↓

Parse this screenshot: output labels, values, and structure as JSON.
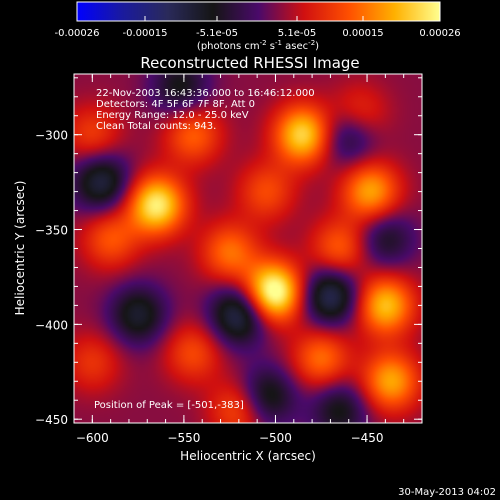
{
  "colorbar": {
    "ticks": [
      "-0.00026",
      "-0.00015",
      "-5.1e-05",
      "5.1e-05",
      "0.00015",
      "0.00026"
    ],
    "unit_text": "(photons cm",
    "unit_exp1": "-2",
    "unit_mid": " s",
    "unit_exp2": "-1",
    "unit_end": " asec",
    "unit_exp3": "-2",
    "unit_close": ")",
    "range": [
      -0.00026,
      0.00026
    ],
    "colormap": [
      "#0000ff",
      "#1a1a9e",
      "#2a2a5a",
      "#151515",
      "#4a0a6a",
      "#d01010",
      "#ff5000",
      "#ffb000",
      "#ffff90"
    ]
  },
  "chart_data": {
    "type": "heatmap",
    "title": "Reconstructed RHESSI Image",
    "xlabel": "Heliocentric X (arcsec)",
    "ylabel": "Heliocentric Y (arcsec)",
    "xlim": [
      -610,
      -420
    ],
    "ylim": [
      -452,
      -268
    ],
    "xticks": [
      -600,
      -550,
      -500,
      -450
    ],
    "yticks": [
      -300,
      -350,
      -400,
      -450
    ],
    "annotations": [
      "22-Nov-2003 16:43:36.000 to 16:46:12.000",
      "Detectors: 4F 5F 6F 7F 8F, Att 0",
      "Energy Range: 12.0 - 25.0 keV",
      "Clean     Total counts: 943."
    ],
    "peak_label": "Position of Peak = [-501,-383]",
    "peak": [
      -501,
      -383
    ],
    "blobs": [
      {
        "x": -501,
        "y": -383,
        "value": 0.00026
      },
      {
        "x": -565,
        "y": -337,
        "value": 0.00022
      },
      {
        "x": -485,
        "y": -300,
        "value": 0.0002
      },
      {
        "x": -448,
        "y": -330,
        "value": 0.00016
      },
      {
        "x": -440,
        "y": -390,
        "value": 0.00018
      },
      {
        "x": -437,
        "y": -430,
        "value": 0.00016
      },
      {
        "x": -475,
        "y": -418,
        "value": 0.00012
      },
      {
        "x": -590,
        "y": -355,
        "value": 0.0001
      },
      {
        "x": -545,
        "y": -300,
        "value": 0.00011
      },
      {
        "x": -525,
        "y": -362,
        "value": 0.00012
      },
      {
        "x": -465,
        "y": -360,
        "value": 0.00011
      },
      {
        "x": -600,
        "y": -300,
        "value": 8e-05
      },
      {
        "x": -545,
        "y": -415,
        "value": 9e-05
      },
      {
        "x": -520,
        "y": -445,
        "value": 0.0001
      },
      {
        "x": -505,
        "y": -330,
        "value": 9e-05
      },
      {
        "x": -600,
        "y": -420,
        "value": 7e-05
      },
      {
        "x": -455,
        "y": -290,
        "value": 9e-05
      },
      {
        "x": -575,
        "y": -395,
        "value": -0.00012
      },
      {
        "x": -520,
        "y": -395,
        "value": -0.00016
      },
      {
        "x": -595,
        "y": -325,
        "value": -0.00014
      },
      {
        "x": -470,
        "y": -385,
        "value": -0.00016
      },
      {
        "x": -460,
        "y": -300,
        "value": -0.00011
      },
      {
        "x": -552,
        "y": -275,
        "value": -0.0001
      },
      {
        "x": -505,
        "y": -438,
        "value": -0.00012
      },
      {
        "x": -440,
        "y": -355,
        "value": -9e-05
      },
      {
        "x": -465,
        "y": -445,
        "value": -0.0001
      }
    ]
  },
  "footer": {
    "timestamp": "30-May-2013 04:02"
  }
}
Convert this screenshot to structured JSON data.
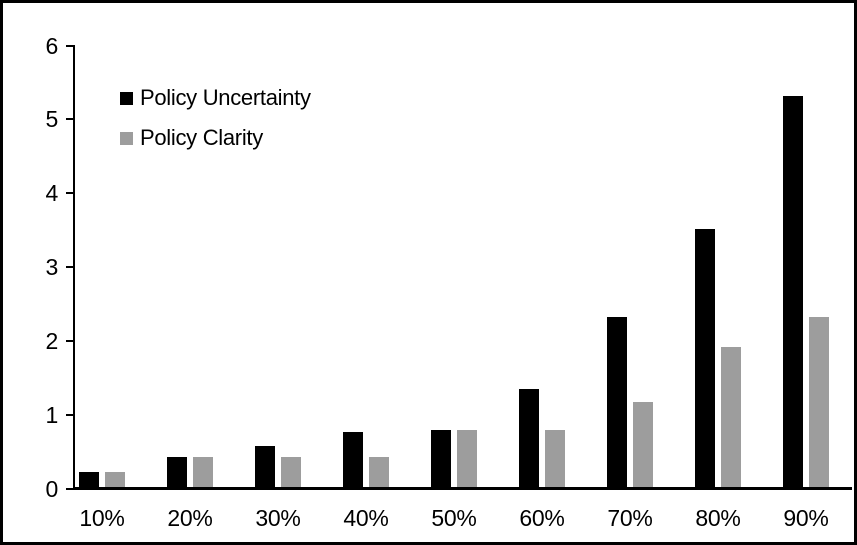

↑

• WHAT TO PRODUCE: Write out the entries above word for word. Do not include the pictures.

• EXERCISE SOLUTION:
Parse this screenshot: output labels, values, and structure as JSON.
{
  "colorbar": {
    "ticks": [
      "-0.00026",
      "-0.00015",
      "-5.1e-05",
      "5.1e-05",
      "0.00015",
      "0.00026"
    ],
    "unit_text": "(photons cm",
    "unit_exp1": "-2",
    "unit_mid": " s",
    "unit_exp2": "-1",
    "unit_end": " asec",
    "unit_exp3": "-2",
    "unit_close": ")",
    "range": [
      -0.00026,
      0.00026
    ],
    "colormap": [
      "#0000ff",
      "#1a1a9e",
      "#2a2a5a",
      "#151515",
      "#4a0a6a",
      "#d01010",
      "#ff5000",
      "#ffb000",
      "#ffff90"
    ]
  },
  "chart_data": {
    "type": "heatmap",
    "title": "Reconstructed RHESSI Image",
    "xlabel": "Heliocentric X (arcsec)",
    "ylabel": "Heliocentric Y (arcsec)",
    "xlim": [
      -610,
      -420
    ],
    "ylim": [
      -452,
      -268
    ],
    "xticks": [
      -600,
      -550,
      -500,
      -450
    ],
    "yticks": [
      -300,
      -350,
      -400,
      -450
    ],
    "annotations": [
      "22-Nov-2003 16:43:36.000 to 16:46:12.000",
      "Detectors: 4F 5F 6F 7F 8F, Att 0",
      "Energy Range: 12.0 - 25.0 keV",
      "Clean     Total counts: 943."
    ],
    "peak_label": "Position of Peak = [-501,-383]",
    "peak": [
      -501,
      -383
    ],
    "blobs": [
      {
        "x": -501,
        "y": -383,
        "value": 0.00026
      },
      {
        "x": -565,
        "y": -337,
        "value": 0.00022
      },
      {
        "x": -485,
        "y": -300,
        "value": 0.0002
      },
      {
        "x": -448,
        "y": -330,
        "value": 0.00016
      },
      {
        "x": -440,
        "y": -390,
        "value": 0.00018
      },
      {
        "x": -437,
        "y": -430,
        "value": 0.00016
      },
      {
        "x": -475,
        "y": -418,
        "value": 0.00012
      },
      {
        "x": -590,
        "y": -355,
        "value": 0.0001
      },
      {
        "x": -545,
        "y": -300,
        "value": 0.00011
      },
      {
        "x": -525,
        "y": -362,
        "value": 0.00012
      },
      {
        "x": -465,
        "y": -360,
        "value": 0.00011
      },
      {
        "x": -600,
        "y": -300,
        "value": 8e-05
      },
      {
        "x": -545,
        "y": -415,
        "value": 9e-05
      },
      {
        "x": -520,
        "y": -445,
        "value": 0.0001
      },
      {
        "x": -505,
        "y": -330,
        "value": 9e-05
      },
      {
        "x": -600,
        "y": -420,
        "value": 7e-05
      },
      {
        "x": -455,
        "y": -290,
        "value": 9e-05
      },
      {
        "x": -575,
        "y": -395,
        "value": -0.00012
      },
      {
        "x": -520,
        "y": -395,
        "value": -0.00016
      },
      {
        "x": -595,
        "y": -325,
        "value": -0.00014
      },
      {
        "x": -470,
        "y": -385,
        "value": -0.00016
      },
      {
        "x": -460,
        "y": -300,
        "value": -0.00011
      },
      {
        "x": -552,
        "y": -275,
        "value": -0.0001
      },
      {
        "x": -505,
        "y": -438,
        "value": -0.00012
      },
      {
        "x": -440,
        "y": -355,
        "value": -9e-05
      },
      {
        "x": -465,
        "y": -445,
        "value": -0.0001
      }
    ]
  },
  "footer": {
    "timestamp": "30-May-2013 04:02"
  }
}
Convert this screenshot to structured JSON data.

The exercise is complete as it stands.